[Figure dataset records]

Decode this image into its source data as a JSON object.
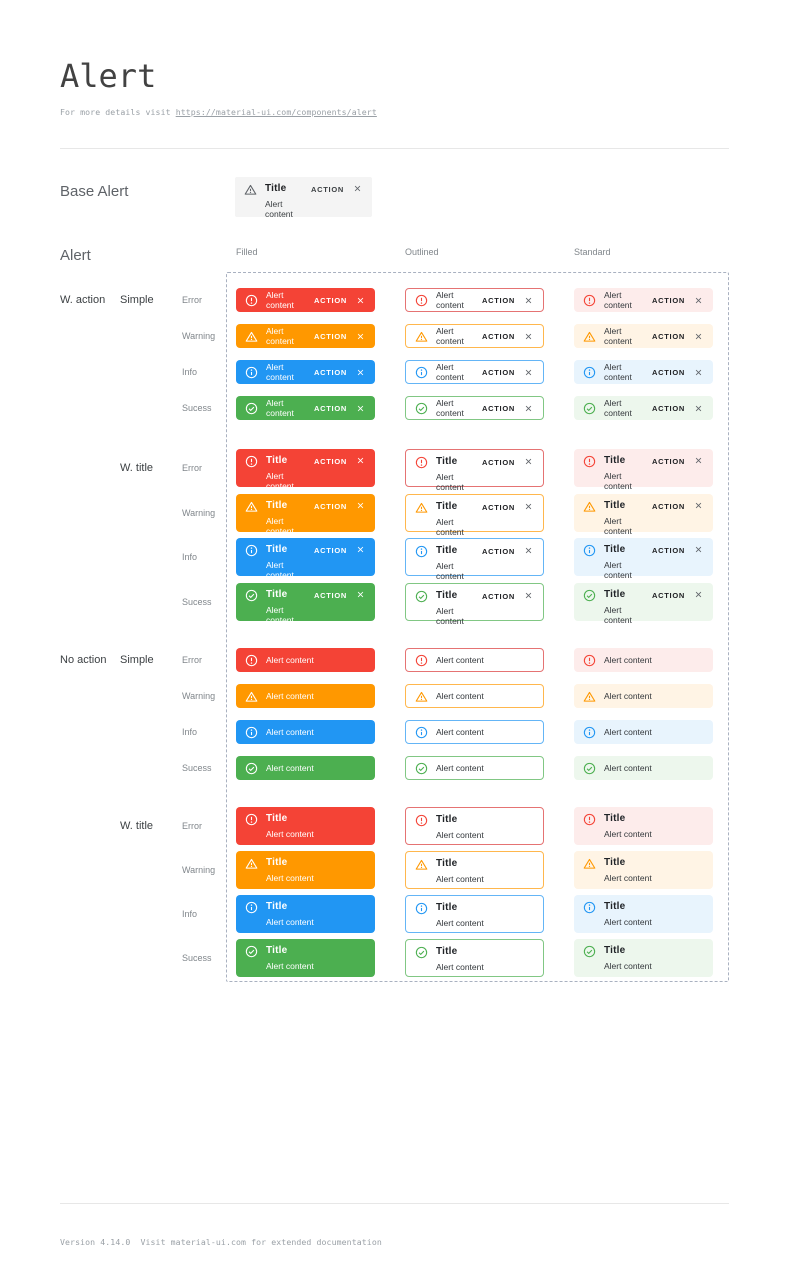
{
  "page": {
    "title": "Alert",
    "subtitle_prefix": "For more details visit ",
    "subtitle_link": "https://material-ui.com/components/alert",
    "footer": "Version 4.14.0  Visit material-ui.com for extended documentation"
  },
  "base_alert": {
    "section_label": "Base Alert",
    "icon": "warning-icon",
    "title": "Title",
    "content": "Alert content",
    "action_label": "ACTION",
    "close_icon": "close-icon"
  },
  "alert_grid": {
    "section_label": "Alert",
    "columns": [
      {
        "label": "Filled",
        "variant": "filled"
      },
      {
        "label": "Outlined",
        "variant": "outlined"
      },
      {
        "label": "Standard",
        "variant": "standard"
      }
    ],
    "severity_rows": [
      {
        "label": "Error",
        "severity": "error",
        "icon": "error-icon"
      },
      {
        "label": "Warning",
        "severity": "warning",
        "icon": "warning-icon"
      },
      {
        "label": "Info",
        "severity": "info",
        "icon": "info-icon"
      },
      {
        "label": "Sucess",
        "severity": "success",
        "icon": "success-icon"
      }
    ],
    "sections": [
      {
        "group_label": "W. action",
        "subgroup_label": "Simple",
        "titled": false,
        "action": true
      },
      {
        "group_label": "",
        "subgroup_label": "W. title",
        "titled": true,
        "action": true
      },
      {
        "group_label": "No action",
        "subgroup_label": "Simple",
        "titled": false,
        "action": false
      },
      {
        "group_label": "",
        "subgroup_label": "W. title",
        "titled": true,
        "action": false
      }
    ],
    "alert_title": "Title",
    "alert_content": "Alert content",
    "action_label": "ACTION"
  },
  "colors": {
    "error": {
      "main": "#f44336",
      "border": "#e57373",
      "tint": "#fdeceb"
    },
    "warning": {
      "main": "#ff9800",
      "border": "#ffb74d",
      "tint": "#fff4e5"
    },
    "info": {
      "main": "#2196f3",
      "border": "#64b5f6",
      "tint": "#e8f4fd"
    },
    "success": {
      "main": "#4caf50",
      "border": "#81c784",
      "tint": "#edf7ed"
    }
  }
}
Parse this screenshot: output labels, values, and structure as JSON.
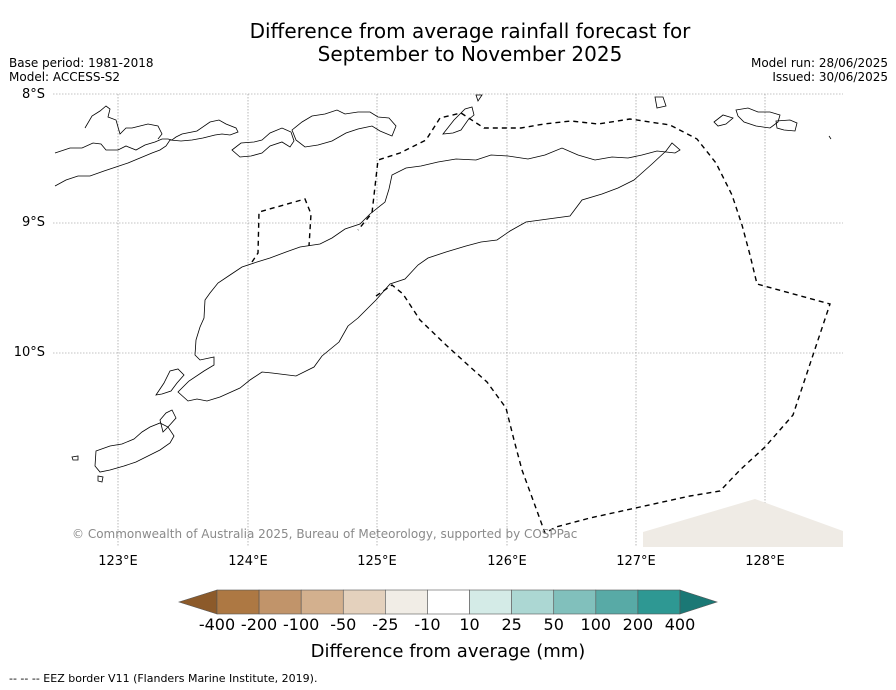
{
  "title_line1": "Difference from average rainfall forecast for",
  "title_line2": "September to November 2025",
  "base_period": "Base period: 1981-2018",
  "model": "Model: ACCESS-S2",
  "model_run": "Model run: 28/06/2025",
  "issued": "Issued: 30/06/2025",
  "latitudes": [
    "8°S",
    "9°S",
    "10°S"
  ],
  "longitudes": [
    "123°E",
    "124°E",
    "125°E",
    "126°E",
    "127°E",
    "128°E"
  ],
  "copyright": "© Commonwealth of Australia 2025, Bureau of Meteorology, supported by COSPPac",
  "colorbar": {
    "labels": [
      "-400",
      "-200",
      "-100",
      "-50",
      "-25",
      "-10",
      "10",
      "25",
      "50",
      "100",
      "200",
      "400"
    ],
    "colors": [
      "#8c5a2a",
      "#ad7843",
      "#c1946a",
      "#d3b08e",
      "#e4d1bd",
      "#f1ede6",
      "#ffffff",
      "#d4ebe7",
      "#acd7d3",
      "#81c0bc",
      "#58aaa6",
      "#2e9893",
      "#1b7875"
    ],
    "title": "Difference from average (mm)"
  },
  "footer": "--  --  -- EEZ border V11 (Flanders Marine Institute, 2019).",
  "legend_line_style": "dashed black (EEZ border)",
  "map_fill_color": "#efebe5"
}
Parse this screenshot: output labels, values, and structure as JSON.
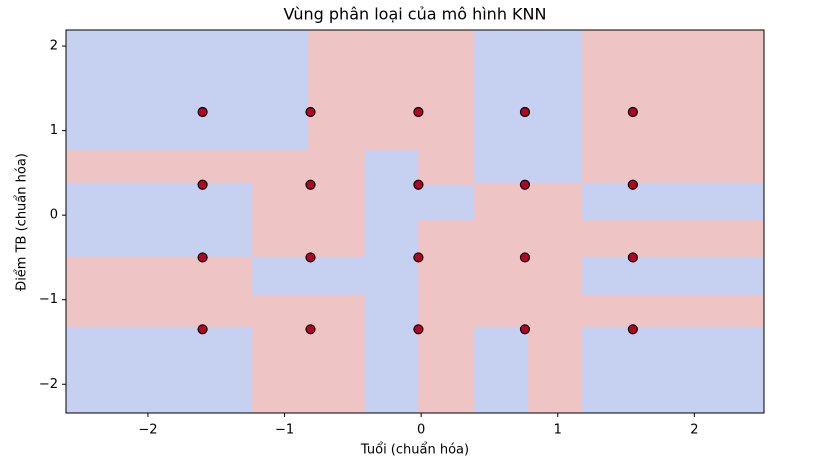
{
  "chart_data": {
    "type": "scatter",
    "title": "Vùng phân loại của mô hình KNN",
    "x_label": "Tuổi (chuẩn hóa)",
    "y_label": "Điểm TB (chuẩn hóa)",
    "xlim": [
      -2.6,
      2.51
    ],
    "ylim": [
      -2.34,
      2.19
    ],
    "xticks": [
      {
        "value": -2,
        "label": "−2"
      },
      {
        "value": -1,
        "label": "−1"
      },
      0,
      1,
      2
    ],
    "yticks": [
      {
        "value": -2,
        "label": "−2"
      },
      {
        "value": -1,
        "label": "−1"
      },
      0,
      1,
      2
    ],
    "color": "#b40426",
    "x": [
      -1.6,
      -0.81,
      -0.02,
      0.76,
      1.55,
      -1.6,
      -0.81,
      -0.02,
      0.76,
      1.55,
      -1.6,
      -0.81,
      -0.02,
      0.76,
      1.55,
      -1.6,
      -0.81,
      -0.02,
      0.76,
      1.55
    ],
    "y": [
      1.22,
      1.22,
      1.22,
      1.22,
      1.22,
      0.36,
      0.36,
      0.36,
      0.36,
      0.36,
      -0.5,
      -0.5,
      -0.5,
      -0.5,
      -0.5,
      -1.35,
      -1.35,
      -1.35,
      -1.35,
      -1.35
    ]
  }
}
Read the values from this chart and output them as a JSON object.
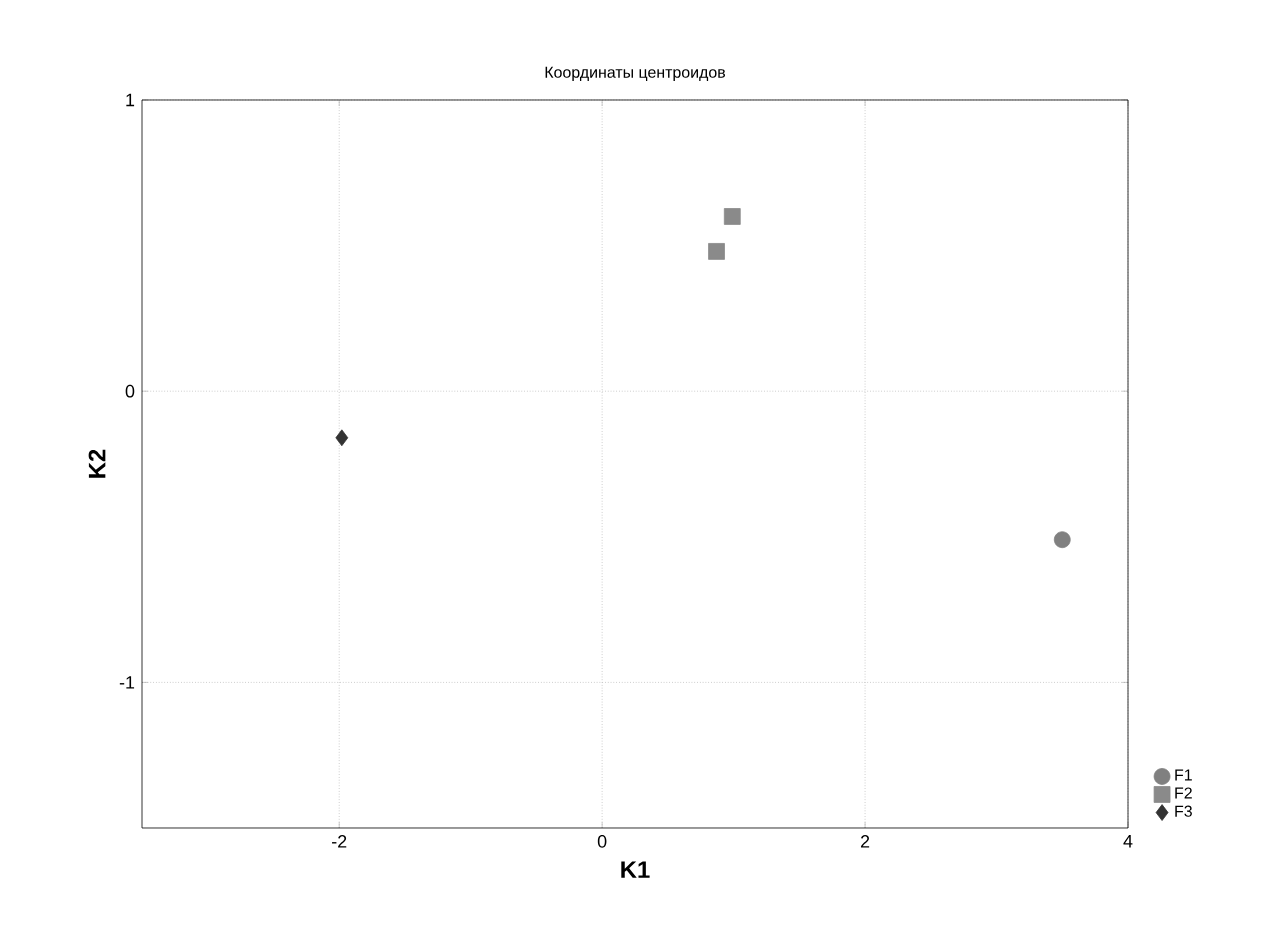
{
  "chart_data": {
    "type": "scatter",
    "title": "Координаты центроидов",
    "xlabel": "K1",
    "ylabel": "K2",
    "xlim": [
      -3.5,
      4
    ],
    "ylim": [
      -1.5,
      1
    ],
    "xticks": [
      -2,
      0,
      2,
      4
    ],
    "yticks": [
      -1,
      0,
      1
    ],
    "grid": true,
    "legend": "bottom right",
    "series": [
      {
        "name": "F1",
        "color": "#808080",
        "marker": "circle",
        "x": [
          3.5
        ],
        "values": [
          -0.51
        ]
      },
      {
        "name": "F2",
        "color": "#8a8a8a",
        "marker": "square",
        "x": [
          0.99,
          0.87
        ],
        "values": [
          0.6,
          0.48
        ]
      },
      {
        "name": "F3",
        "color": "#333333",
        "marker": "diamond",
        "x": [
          -1.98
        ],
        "values": [
          -0.16
        ]
      }
    ]
  }
}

Problem
Copy out every line from the data above that has "icon" in it.

Full response
    "icon": "warning-icon",
    "close_icon": "close-icon"
        "icon": "error-icon"
        "icon": "warning-icon"
        "icon": "info-icon"
        "icon": "success-icon"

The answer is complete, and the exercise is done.